***** MATERIAL PROVIDED *****
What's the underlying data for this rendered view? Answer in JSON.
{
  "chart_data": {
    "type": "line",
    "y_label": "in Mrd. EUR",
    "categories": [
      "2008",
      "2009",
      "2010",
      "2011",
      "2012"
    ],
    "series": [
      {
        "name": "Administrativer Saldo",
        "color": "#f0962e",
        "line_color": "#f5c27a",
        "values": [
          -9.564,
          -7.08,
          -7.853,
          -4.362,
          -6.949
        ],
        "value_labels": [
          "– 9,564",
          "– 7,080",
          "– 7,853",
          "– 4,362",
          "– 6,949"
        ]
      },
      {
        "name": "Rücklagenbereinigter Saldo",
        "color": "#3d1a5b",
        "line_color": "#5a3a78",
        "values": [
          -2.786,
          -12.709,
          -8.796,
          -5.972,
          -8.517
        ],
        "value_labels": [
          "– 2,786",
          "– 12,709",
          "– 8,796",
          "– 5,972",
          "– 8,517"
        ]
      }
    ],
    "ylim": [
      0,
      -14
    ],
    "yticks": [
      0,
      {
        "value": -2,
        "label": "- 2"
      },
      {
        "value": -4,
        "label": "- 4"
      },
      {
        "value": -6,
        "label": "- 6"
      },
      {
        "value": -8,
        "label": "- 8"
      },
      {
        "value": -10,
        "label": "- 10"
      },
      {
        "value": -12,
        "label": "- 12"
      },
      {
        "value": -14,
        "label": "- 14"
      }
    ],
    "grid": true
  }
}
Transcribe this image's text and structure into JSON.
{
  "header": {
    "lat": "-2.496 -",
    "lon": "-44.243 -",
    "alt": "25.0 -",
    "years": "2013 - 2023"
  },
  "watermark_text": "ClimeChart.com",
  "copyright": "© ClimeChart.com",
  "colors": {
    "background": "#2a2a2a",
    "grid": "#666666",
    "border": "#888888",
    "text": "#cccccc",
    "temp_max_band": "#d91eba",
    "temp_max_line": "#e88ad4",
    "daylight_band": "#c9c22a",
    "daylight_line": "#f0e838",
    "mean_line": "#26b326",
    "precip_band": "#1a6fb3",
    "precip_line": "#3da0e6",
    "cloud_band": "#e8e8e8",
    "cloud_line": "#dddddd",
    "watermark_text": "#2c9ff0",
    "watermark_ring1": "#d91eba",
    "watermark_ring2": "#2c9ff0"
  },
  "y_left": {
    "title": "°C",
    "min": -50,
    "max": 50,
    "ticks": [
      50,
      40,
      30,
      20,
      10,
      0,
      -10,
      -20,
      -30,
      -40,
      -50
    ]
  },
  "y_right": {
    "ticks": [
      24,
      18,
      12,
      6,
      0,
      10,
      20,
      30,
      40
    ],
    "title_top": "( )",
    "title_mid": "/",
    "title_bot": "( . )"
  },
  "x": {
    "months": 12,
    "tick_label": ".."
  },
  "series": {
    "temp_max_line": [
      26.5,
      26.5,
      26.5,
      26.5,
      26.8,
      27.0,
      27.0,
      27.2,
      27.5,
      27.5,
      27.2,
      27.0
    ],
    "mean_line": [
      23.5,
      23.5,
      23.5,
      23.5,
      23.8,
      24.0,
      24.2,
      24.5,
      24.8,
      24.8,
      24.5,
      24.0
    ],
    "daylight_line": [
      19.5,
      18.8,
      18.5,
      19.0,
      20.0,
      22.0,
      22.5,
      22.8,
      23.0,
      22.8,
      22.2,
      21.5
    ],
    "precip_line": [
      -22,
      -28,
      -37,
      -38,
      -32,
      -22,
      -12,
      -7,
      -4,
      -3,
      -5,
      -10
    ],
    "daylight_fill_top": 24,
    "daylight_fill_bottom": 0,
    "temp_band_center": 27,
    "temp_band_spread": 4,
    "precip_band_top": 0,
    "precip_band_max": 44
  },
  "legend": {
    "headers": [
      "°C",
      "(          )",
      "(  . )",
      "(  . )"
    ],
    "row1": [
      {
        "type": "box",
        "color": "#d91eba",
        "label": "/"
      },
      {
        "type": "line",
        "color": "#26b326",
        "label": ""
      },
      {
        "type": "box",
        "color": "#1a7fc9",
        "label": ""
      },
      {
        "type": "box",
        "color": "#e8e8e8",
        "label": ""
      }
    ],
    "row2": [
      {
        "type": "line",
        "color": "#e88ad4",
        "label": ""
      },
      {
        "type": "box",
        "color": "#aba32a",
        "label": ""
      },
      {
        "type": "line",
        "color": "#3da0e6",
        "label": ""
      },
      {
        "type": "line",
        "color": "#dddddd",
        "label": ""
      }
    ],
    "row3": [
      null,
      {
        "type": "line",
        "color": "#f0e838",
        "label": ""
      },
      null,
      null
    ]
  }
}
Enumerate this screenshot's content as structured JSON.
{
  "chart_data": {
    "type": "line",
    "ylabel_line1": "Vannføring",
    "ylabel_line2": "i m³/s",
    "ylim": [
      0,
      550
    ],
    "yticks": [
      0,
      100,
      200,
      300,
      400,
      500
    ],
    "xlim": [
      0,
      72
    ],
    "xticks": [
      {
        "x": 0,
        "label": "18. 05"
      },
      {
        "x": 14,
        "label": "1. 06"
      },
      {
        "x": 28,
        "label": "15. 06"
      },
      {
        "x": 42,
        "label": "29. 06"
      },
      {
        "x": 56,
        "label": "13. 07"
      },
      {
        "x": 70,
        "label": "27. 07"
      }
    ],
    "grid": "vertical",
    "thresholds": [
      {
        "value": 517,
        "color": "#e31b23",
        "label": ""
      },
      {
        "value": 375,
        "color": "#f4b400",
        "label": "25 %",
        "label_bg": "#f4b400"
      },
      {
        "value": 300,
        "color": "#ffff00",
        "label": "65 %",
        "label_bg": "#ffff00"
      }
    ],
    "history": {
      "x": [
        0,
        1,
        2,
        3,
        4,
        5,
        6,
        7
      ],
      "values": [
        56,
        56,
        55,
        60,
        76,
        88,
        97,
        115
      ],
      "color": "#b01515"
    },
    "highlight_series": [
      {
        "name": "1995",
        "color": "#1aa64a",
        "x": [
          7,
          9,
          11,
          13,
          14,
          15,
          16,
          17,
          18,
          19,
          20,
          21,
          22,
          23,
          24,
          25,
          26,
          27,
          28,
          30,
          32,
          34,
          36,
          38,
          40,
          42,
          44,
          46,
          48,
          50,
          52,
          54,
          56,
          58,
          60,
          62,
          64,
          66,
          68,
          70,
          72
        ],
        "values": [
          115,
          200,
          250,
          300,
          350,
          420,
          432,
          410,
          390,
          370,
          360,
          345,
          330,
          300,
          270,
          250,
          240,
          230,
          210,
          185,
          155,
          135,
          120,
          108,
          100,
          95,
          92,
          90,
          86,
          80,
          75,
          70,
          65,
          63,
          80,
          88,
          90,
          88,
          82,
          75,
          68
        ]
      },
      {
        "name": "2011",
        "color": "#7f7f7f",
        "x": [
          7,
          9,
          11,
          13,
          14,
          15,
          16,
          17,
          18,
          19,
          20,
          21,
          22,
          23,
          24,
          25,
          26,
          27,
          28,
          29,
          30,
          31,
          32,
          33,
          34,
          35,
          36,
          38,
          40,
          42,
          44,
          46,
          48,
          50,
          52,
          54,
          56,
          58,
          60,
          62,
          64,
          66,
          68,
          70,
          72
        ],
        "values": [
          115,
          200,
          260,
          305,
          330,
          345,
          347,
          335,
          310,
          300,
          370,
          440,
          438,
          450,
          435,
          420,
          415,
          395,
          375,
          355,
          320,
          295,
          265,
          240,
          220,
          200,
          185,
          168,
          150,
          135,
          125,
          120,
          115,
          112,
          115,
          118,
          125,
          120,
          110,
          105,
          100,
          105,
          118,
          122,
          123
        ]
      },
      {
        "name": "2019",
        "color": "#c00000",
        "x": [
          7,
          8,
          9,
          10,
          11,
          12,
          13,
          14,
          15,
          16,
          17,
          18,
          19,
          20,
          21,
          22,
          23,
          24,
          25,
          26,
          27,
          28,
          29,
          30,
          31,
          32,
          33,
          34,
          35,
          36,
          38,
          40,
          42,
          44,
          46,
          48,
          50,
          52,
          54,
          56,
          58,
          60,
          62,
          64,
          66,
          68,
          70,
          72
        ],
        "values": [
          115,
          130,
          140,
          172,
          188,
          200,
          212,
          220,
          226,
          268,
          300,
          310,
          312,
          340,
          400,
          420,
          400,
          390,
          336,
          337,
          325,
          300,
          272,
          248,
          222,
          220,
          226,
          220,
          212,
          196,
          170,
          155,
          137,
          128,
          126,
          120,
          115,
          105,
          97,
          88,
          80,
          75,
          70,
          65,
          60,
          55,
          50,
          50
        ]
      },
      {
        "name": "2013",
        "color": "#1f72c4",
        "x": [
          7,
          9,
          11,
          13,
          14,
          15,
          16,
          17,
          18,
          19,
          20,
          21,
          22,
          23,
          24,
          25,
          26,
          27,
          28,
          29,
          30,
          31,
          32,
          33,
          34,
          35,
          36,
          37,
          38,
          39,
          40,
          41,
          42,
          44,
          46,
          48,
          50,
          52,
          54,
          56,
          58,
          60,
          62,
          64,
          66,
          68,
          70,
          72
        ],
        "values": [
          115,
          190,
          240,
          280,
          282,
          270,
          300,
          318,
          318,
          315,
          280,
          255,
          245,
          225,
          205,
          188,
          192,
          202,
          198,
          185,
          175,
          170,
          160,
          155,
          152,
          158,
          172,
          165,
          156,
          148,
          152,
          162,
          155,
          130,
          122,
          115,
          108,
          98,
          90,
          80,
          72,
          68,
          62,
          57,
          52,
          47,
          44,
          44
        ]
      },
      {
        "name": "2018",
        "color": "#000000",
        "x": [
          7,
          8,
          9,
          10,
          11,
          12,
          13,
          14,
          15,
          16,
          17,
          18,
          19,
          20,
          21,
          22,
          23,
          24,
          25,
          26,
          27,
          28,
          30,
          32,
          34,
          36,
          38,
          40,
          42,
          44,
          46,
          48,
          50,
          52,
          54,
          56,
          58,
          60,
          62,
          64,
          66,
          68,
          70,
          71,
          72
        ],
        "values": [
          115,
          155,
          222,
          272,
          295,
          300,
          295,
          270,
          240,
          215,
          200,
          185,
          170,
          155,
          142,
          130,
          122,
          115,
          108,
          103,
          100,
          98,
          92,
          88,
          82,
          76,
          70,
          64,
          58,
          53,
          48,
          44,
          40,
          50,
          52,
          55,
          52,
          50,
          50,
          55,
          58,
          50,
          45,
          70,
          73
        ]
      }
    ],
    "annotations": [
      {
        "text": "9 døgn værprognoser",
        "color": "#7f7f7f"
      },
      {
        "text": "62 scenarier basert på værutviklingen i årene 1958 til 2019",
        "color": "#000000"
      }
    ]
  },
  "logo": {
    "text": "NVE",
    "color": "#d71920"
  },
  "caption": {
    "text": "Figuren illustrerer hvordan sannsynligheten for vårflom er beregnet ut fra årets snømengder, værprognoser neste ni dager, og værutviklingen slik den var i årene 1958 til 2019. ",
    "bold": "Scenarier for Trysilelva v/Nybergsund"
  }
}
*****
### EXERCISE INSTRUCTIONS
Only the count is needed: the number of lines in the data that include the word "JSON".

### FULL ANSWER
3